• _PROBLEM REQUIREMENTS_
Convert every line of the records into a numbered list, skipping blank lines. Leave the pictures out of the list.
--- start RECORDS TO PROCESS ---
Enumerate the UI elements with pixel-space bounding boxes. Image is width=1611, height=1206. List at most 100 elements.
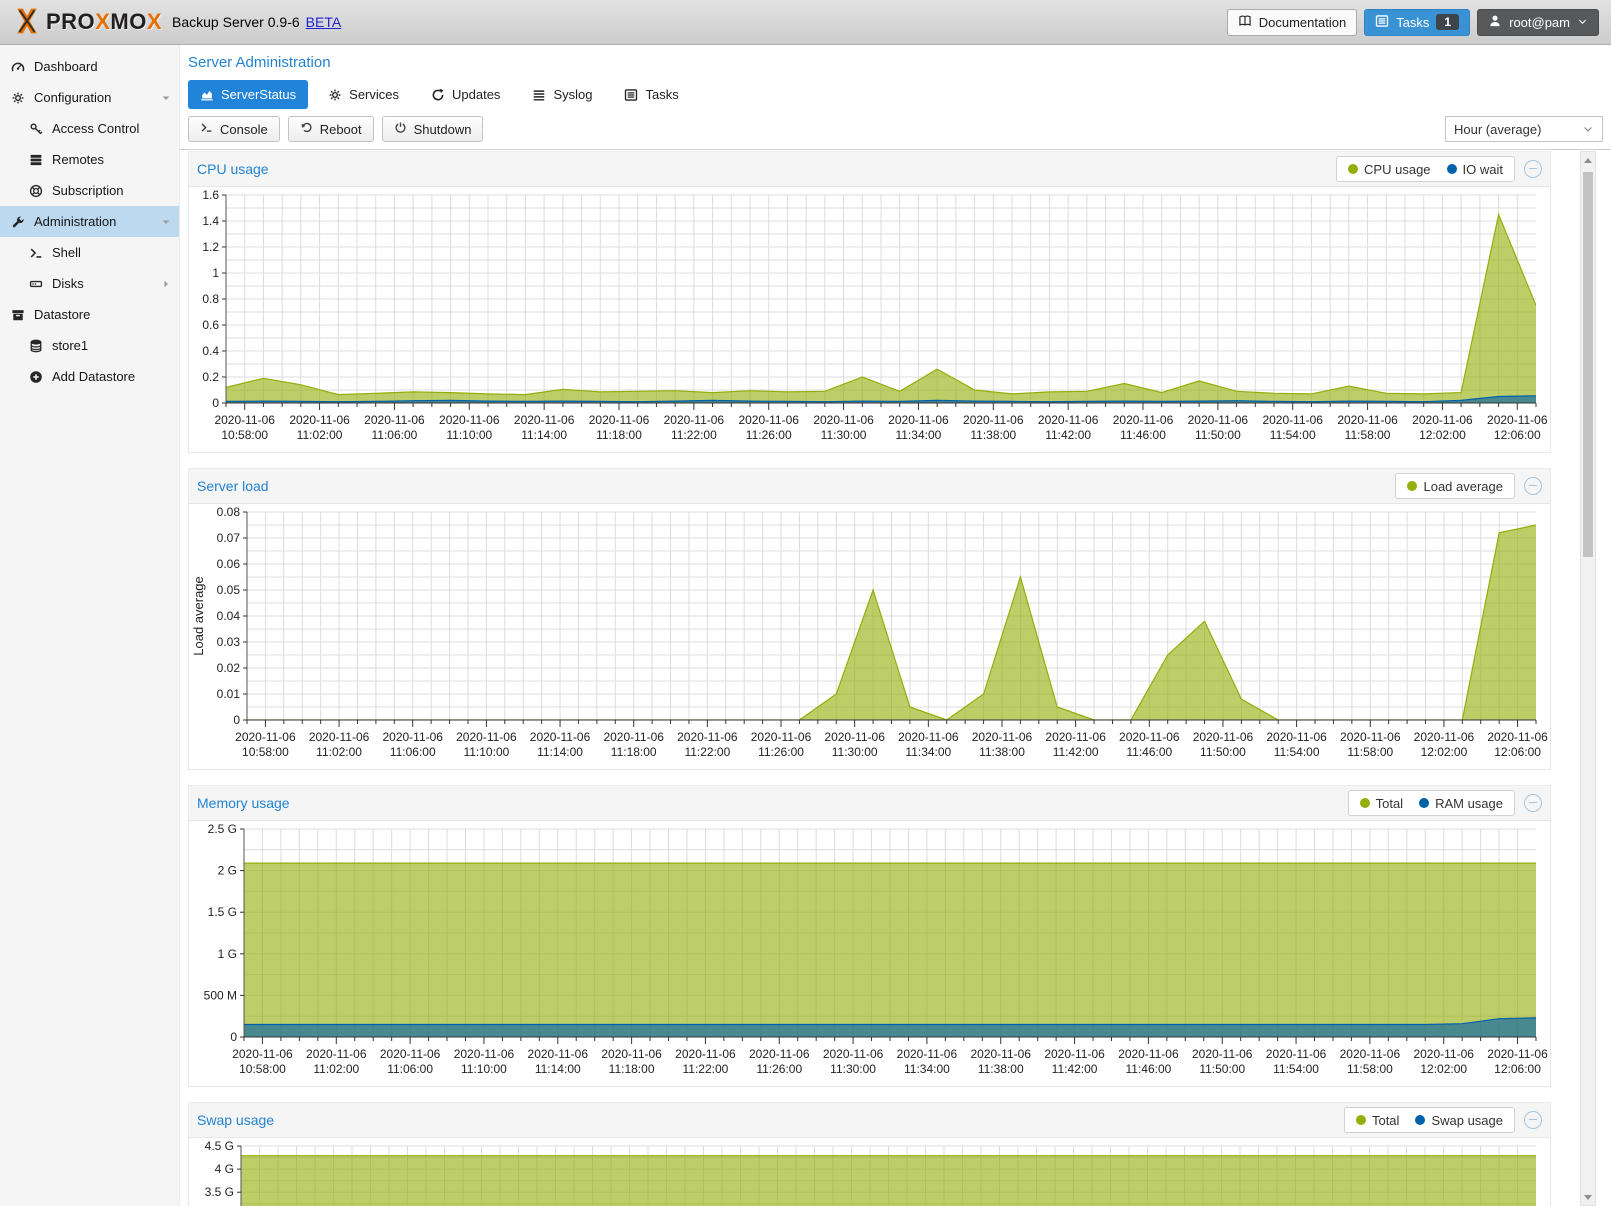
chevron-down-icon xyxy=(1577,15,1588,30)
chart-svg: 00.20.40.60.811.21.41.62020-11-0610:58:0… xyxy=(202,188,1548,442)
legend-item[interactable]: Total xyxy=(1359,795,1404,811)
tab-updates[interactable]: Updates xyxy=(419,80,512,109)
chart-legend[interactable]: Total Swap usage xyxy=(1343,1107,1515,1133)
svg-text:11:42:00: 11:42:00 xyxy=(1045,428,1091,442)
svg-text:2020-11-06: 2020-11-06 xyxy=(439,413,500,427)
documentation-button[interactable]: Documentation xyxy=(1226,8,1358,36)
tab-label: Tasks xyxy=(645,87,679,102)
svg-text:2020-11-06: 2020-11-06 xyxy=(514,413,575,427)
legend-item[interactable]: Total xyxy=(1355,1113,1399,1128)
svg-text:11:18:00: 11:18:00 xyxy=(596,428,642,442)
sidebar-item-dashboard[interactable]: Dashboard xyxy=(0,51,179,82)
svg-text:2020-11-06: 2020-11-06 xyxy=(456,730,517,744)
svg-text:2020-11-06: 2020-11-06 xyxy=(1188,413,1249,427)
legend-item[interactable]: CPU usage xyxy=(1348,162,1431,177)
shutdown-button[interactable]: Shutdown xyxy=(381,116,484,142)
console-button[interactable]: Console xyxy=(188,116,280,142)
tab-services[interactable]: Services xyxy=(316,80,411,109)
svg-text:4 G: 4 G xyxy=(215,1162,234,1176)
sidebar-item-subscription[interactable]: Subscription xyxy=(0,175,179,206)
svg-text:11:38:00: 11:38:00 xyxy=(979,745,1025,759)
tasks-label: Tasks xyxy=(1396,14,1430,30)
svg-text:11:38:00: 11:38:00 xyxy=(970,428,1016,442)
beta-link[interactable]: BETA xyxy=(305,14,342,30)
tab-syslog[interactable]: Syslog xyxy=(520,80,604,109)
sidebar-item-configuration[interactable]: Configuration xyxy=(0,82,179,113)
panel-header: CPU usage CPU usage IO wait xyxy=(188,151,1551,186)
sidebar-item-datastore[interactable]: Datastore xyxy=(0,299,179,330)
legend-item[interactable]: Load average xyxy=(1407,479,1503,494)
svg-text:2020-11-06: 2020-11-06 xyxy=(1487,730,1548,744)
server-icon xyxy=(28,153,43,167)
terminal-icon xyxy=(28,246,43,260)
collapse-panel-icon[interactable] xyxy=(1524,477,1542,495)
vertical-scrollbar[interactable] xyxy=(1580,151,1596,1206)
svg-text:2020-11-06: 2020-11-06 xyxy=(601,1047,662,1061)
svg-text:11:30:00: 11:30:00 xyxy=(832,745,878,759)
sidebar-item-disks[interactable]: Disks xyxy=(0,268,179,299)
tab-serverstatus[interactable]: ServerStatus xyxy=(188,80,309,109)
svg-text:11:10:00: 11:10:00 xyxy=(461,1062,507,1076)
legend-dot-icon xyxy=(1355,1115,1366,1125)
svg-text:2020-11-06: 2020-11-06 xyxy=(1337,413,1398,427)
legend-dot-icon xyxy=(1419,798,1430,808)
sidebar-item-add-datastore[interactable]: Add Datastore xyxy=(0,361,179,392)
svg-text:2020-11-06: 2020-11-06 xyxy=(309,730,370,744)
svg-text:0.06: 0.06 xyxy=(217,557,241,571)
panel-title: Memory usage xyxy=(197,795,290,811)
svg-text:1.4: 1.4 xyxy=(202,214,219,228)
caret-down-icon xyxy=(160,216,172,228)
reboot-button[interactable]: Reboot xyxy=(287,116,374,142)
svg-text:2020-11-06: 2020-11-06 xyxy=(813,413,874,427)
svg-text:2 G: 2 G xyxy=(218,864,237,878)
terminal-icon xyxy=(200,121,213,137)
collapse-panel-icon[interactable] xyxy=(1524,1111,1542,1129)
svg-text:2020-11-06: 2020-11-06 xyxy=(1192,1047,1253,1061)
timeframe-select[interactable]: Hour (average) xyxy=(1445,116,1603,142)
sidebar-item-store1[interactable]: store1 xyxy=(0,330,179,361)
panel-server-load: Server load Load average 0 0.01 0.02 0.03 0.04… xyxy=(188,468,1551,770)
sidebar-item-remotes[interactable]: Remotes xyxy=(0,144,179,175)
chart-legend[interactable]: Total RAM usage xyxy=(1347,790,1515,816)
sidebar: Dashboard Configuration Access Control Remo… xyxy=(0,45,180,1206)
collapse-panel-icon[interactable] xyxy=(1524,794,1542,812)
scroll-up-arrow[interactable] xyxy=(1581,152,1595,168)
panel-title: Swap usage xyxy=(197,1112,275,1128)
legend-label: Total xyxy=(1375,795,1404,811)
svg-text:11:54:00: 11:54:00 xyxy=(1270,428,1316,442)
collapse-panel-icon[interactable] xyxy=(1524,160,1542,178)
console-label: Console xyxy=(220,121,268,137)
chart-legend[interactable]: CPU usage IO wait xyxy=(1336,156,1515,182)
sidebar-item-access-control[interactable]: Access Control xyxy=(0,113,179,144)
legend-item[interactable]: IO wait xyxy=(1446,161,1503,177)
legend-label: IO wait xyxy=(1462,161,1503,177)
user-menu-button[interactable]: root@pam xyxy=(1477,8,1599,36)
svg-text:2020-11-06: 2020-11-06 xyxy=(897,1047,958,1061)
legend-item[interactable]: Swap usage xyxy=(1415,1113,1503,1128)
main-area: Server Administration ServerStatus Servic… xyxy=(180,45,1611,1206)
svg-text:11:54:00: 11:54:00 xyxy=(1274,745,1320,759)
svg-text:Load average: Load average xyxy=(191,576,206,656)
svg-text:11:26:00: 11:26:00 xyxy=(746,428,792,442)
chart-legend[interactable]: Load average xyxy=(1395,473,1515,499)
svg-text:2020-11-06: 2020-11-06 xyxy=(677,730,738,744)
user-icon xyxy=(1488,14,1502,31)
sidebar-item-shell[interactable]: Shell xyxy=(0,237,179,268)
svg-text:0.01: 0.01 xyxy=(217,687,241,701)
scrollbar-thumb[interactable] xyxy=(1583,172,1593,557)
caret-down-icon xyxy=(160,92,172,104)
legend-item[interactable]: RAM usage xyxy=(1419,796,1503,811)
list-icon xyxy=(532,88,546,102)
panel-header: Memory usage Total RAM usage xyxy=(188,785,1551,820)
hdd-icon xyxy=(28,277,43,291)
gears-icon xyxy=(10,91,25,105)
tab-label: Services xyxy=(349,87,400,102)
sidebar-item-administration[interactable]: Administration xyxy=(0,206,179,237)
svg-text:2020-11-06: 2020-11-06 xyxy=(232,1047,293,1061)
tab-tasks[interactable]: Tasks xyxy=(612,80,690,109)
tasks-button[interactable]: Tasks 1 xyxy=(1364,8,1471,36)
book-icon xyxy=(1238,14,1252,31)
scroll-down-arrow[interactable] xyxy=(1581,1189,1595,1205)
--- end RECORDS TO PROCESS ---
• _RESPONSE FOR THIS EXERCISE_
1. Enumerate the UI elements with pixel-space bounding boxes. Image is width=1611, height=1206. List at most 100 elements.
2. chevron-down-icon xyxy=(1577,15,1588,30)
3. chart-svg: 00.20.40.60.811.21.41.62020-11-0610:58:0… xyxy=(202,188,1548,442)
4. legend-item[interactable]: Total xyxy=(1359,795,1404,811)
5. tab-updates[interactable]: Updates xyxy=(419,80,512,109)
6. chart-legend[interactable]: Total Swap usage xyxy=(1343,1107,1515,1133)
7. svg-text:11:42:00: 11:42:00 xyxy=(1045,428,1091,442)
8. svg-text:2020-11-06: 2020-11-06 xyxy=(439,413,500,427)
9. documentation-button[interactable]: Documentation xyxy=(1226,8,1358,36)
10. tab-label: Tasks xyxy=(645,87,679,102)
11. svg-text:2020-11-06: 2020-11-06 xyxy=(514,413,575,427)
12. legend-item[interactable]: Total xyxy=(1355,1113,1399,1128)
13. svg-text:11:18:00: 11:18:00 xyxy=(596,428,642,442)
14. sidebar-item-dashboard[interactable]: Dashboard xyxy=(0,51,179,82)
15. svg-text:2020-11-06: 2020-11-06 xyxy=(456,730,517,744)
16. svg-text:2020-11-06: 2020-11-06 xyxy=(1188,413,1249,427)
17. legend-item[interactable]: CPU usage xyxy=(1348,162,1431,177)
18. shutdown-button[interactable]: Shutdown xyxy=(381,116,484,142)
19. console-button[interactable]: Console xyxy=(188,116,280,142)
20. tab-services[interactable]: Services xyxy=(316,80,411,109)
21. svg-text:4 G: 4 G xyxy=(215,1162,234,1176)
22. sidebar-item-subscription[interactable]: Subscription xyxy=(0,175,179,206)
23. svg-text:11:38:00: 11:38:00 xyxy=(979,745,1025,759)
24. tasks-label: Tasks xyxy=(1396,14,1430,30)
25. svg-text:11:38:00: 11:38:00 xyxy=(970,428,1016,442)
26. beta-link[interactable]: BETA xyxy=(305,14,342,30)
27. tab-syslog[interactable]: Syslog xyxy=(520,80,604,109)
28. sidebar-item-configuration[interactable]: Configuration xyxy=(0,82,179,113)
29. panel-header: CPU usage CPU usage IO wait xyxy=(188,151,1551,186)
30. sidebar-item-datastore[interactable]: Datastore xyxy=(0,299,179,330)
31. legend-item[interactable]: Load average xyxy=(1407,479,1503,494)
32. svg-text:2020-11-06: 2020-11-06 xyxy=(1487,730,1548,744)
33. server-icon xyxy=(28,153,43,167)
34. terminal-icon xyxy=(28,246,43,260)
35. collapse-panel-icon[interactable] xyxy=(1524,477,1542,495)
36. vertical-scrollbar[interactable] xyxy=(1580,151,1596,1206)
37. svg-text:2020-11-06: 2020-11-06 xyxy=(601,1047,662,1061)
38. svg-text:11:30:00: 11:30:00 xyxy=(832,745,878,759)
39. sidebar-item-disks[interactable]: Disks xyxy=(0,268,179,299)
40. tab-serverstatus[interactable]: ServerStatus xyxy=(188,80,309,109)
41. svg-text:11:10:00: 11:10:00 xyxy=(461,1062,507,1076)
42. legend-dot-icon xyxy=(1355,1115,1366,1125)
43. svg-text:2020-11-06: 2020-11-06 xyxy=(1337,413,1398,427)
44. legend-dot-icon xyxy=(1419,798,1430,808)
45. sidebar-item-add-datastore[interactable]: Add Datastore xyxy=(0,361,179,392)
46. svg-text:2020-11-06: 2020-11-06 xyxy=(309,730,370,744)
47. svg-text:0.06: 0.06 xyxy=(217,557,241,571)
48. panel-title: Memory usage xyxy=(197,795,290,811)
49. svg-text:1.4: 1.4 xyxy=(202,214,219,228)
50. caret-down-icon xyxy=(160,216,172,228)
51. reboot-button[interactable]: Reboot xyxy=(287,116,374,142)
52. svg-text:2020-11-06: 2020-11-06 xyxy=(813,413,874,427)
53. svg-text:2 G: 2 G xyxy=(218,864,237,878)
54. terminal-icon xyxy=(200,121,213,137)
55. collapse-panel-icon[interactable] xyxy=(1524,1111,1542,1129)
56. svg-text:2020-11-06: 2020-11-06 xyxy=(1192,1047,1253,1061)
57. timeframe-select[interactable]: Hour (average) xyxy=(1445,116,1603,142)
58. sidebar-item-store1[interactable]: store1 xyxy=(0,330,179,361)
59. panel-server-load: Server load Load average 0 0.01 0.02 0.03 0.04… xyxy=(188,468,1551,770)
60. sidebar-item-remotes[interactable]: Remotes xyxy=(0,144,179,175)
61. chart-legend[interactable]: Total RAM usage xyxy=(1347,790,1515,816)
62. sidebar: Dashboard Configuration Access Control Remo… xyxy=(0,45,180,1206)
63. collapse-panel-icon[interactable] xyxy=(1524,794,1542,812)
64. scroll-up-arrow[interactable] xyxy=(1581,152,1595,168)
65. panel-title: Swap usage xyxy=(197,1112,275,1128)
66. legend-label: Total xyxy=(1375,795,1404,811)
67. svg-text:11:54:00: 11:54:00 xyxy=(1270,428,1316,442)
68. collapse-panel-icon[interactable] xyxy=(1524,160,1542,178)
69. console-label: Console xyxy=(220,121,268,137)
70. chart-legend[interactable]: CPU usage IO wait xyxy=(1336,156,1515,182)
71. sidebar-item-access-control[interactable]: Access Control xyxy=(0,113,179,144)
72. legend-item[interactable]: IO wait xyxy=(1446,161,1503,177)
73. legend-label: IO wait xyxy=(1462,161,1503,177)
74. user-menu-button[interactable]: root@pam xyxy=(1477,8,1599,36)
75. svg-text:2020-11-06: 2020-11-06 xyxy=(897,1047,958,1061)
76. legend-item[interactable]: Swap usage xyxy=(1415,1113,1503,1128)
77. main-area: Server Administration ServerStatus Servic… xyxy=(180,45,1611,1206)
78. svg-text:11:54:00: 11:54:00 xyxy=(1274,745,1320,759)
79. svg-text:Load average: Load average xyxy=(191,576,206,656)
80. svg-text:11:26:00: 11:26:00 xyxy=(746,428,792,442)
81. chart-legend[interactable]: Load average xyxy=(1395,473,1515,499)
82. svg-text:2020-11-06: 2020-11-06 xyxy=(677,730,738,744)
83. user-icon xyxy=(1488,14,1502,31)
84. sidebar-item-shell[interactable]: Shell xyxy=(0,237,179,268)
85. svg-text:0.01: 0.01 xyxy=(217,687,241,701)
86. scrollbar-thumb[interactable] xyxy=(1583,172,1593,557)
87. caret-down-icon xyxy=(160,92,172,104)
88. legend-item[interactable]: RAM usage xyxy=(1419,796,1503,811)
89. list-icon xyxy=(532,88,546,102)
90. panel-header: Memory usage Total RAM usage xyxy=(188,785,1551,820)
91. hdd-icon xyxy=(28,277,43,291)
92. gears-icon xyxy=(10,91,25,105)
93. tab-label: Services xyxy=(349,87,400,102)
94. sidebar-item-administration[interactable]: Administration xyxy=(0,206,179,237)
95. svg-text:2020-11-06: 2020-11-06 xyxy=(232,1047,293,1061)
96. tab-tasks[interactable]: Tasks xyxy=(612,80,690,109)
97. tasks-button[interactable]: Tasks 1 xyxy=(1364,8,1471,36)
98. book-icon xyxy=(1238,14,1252,31)
99. scroll-down-arrow[interactable] xyxy=(1581,1189,1595,1205)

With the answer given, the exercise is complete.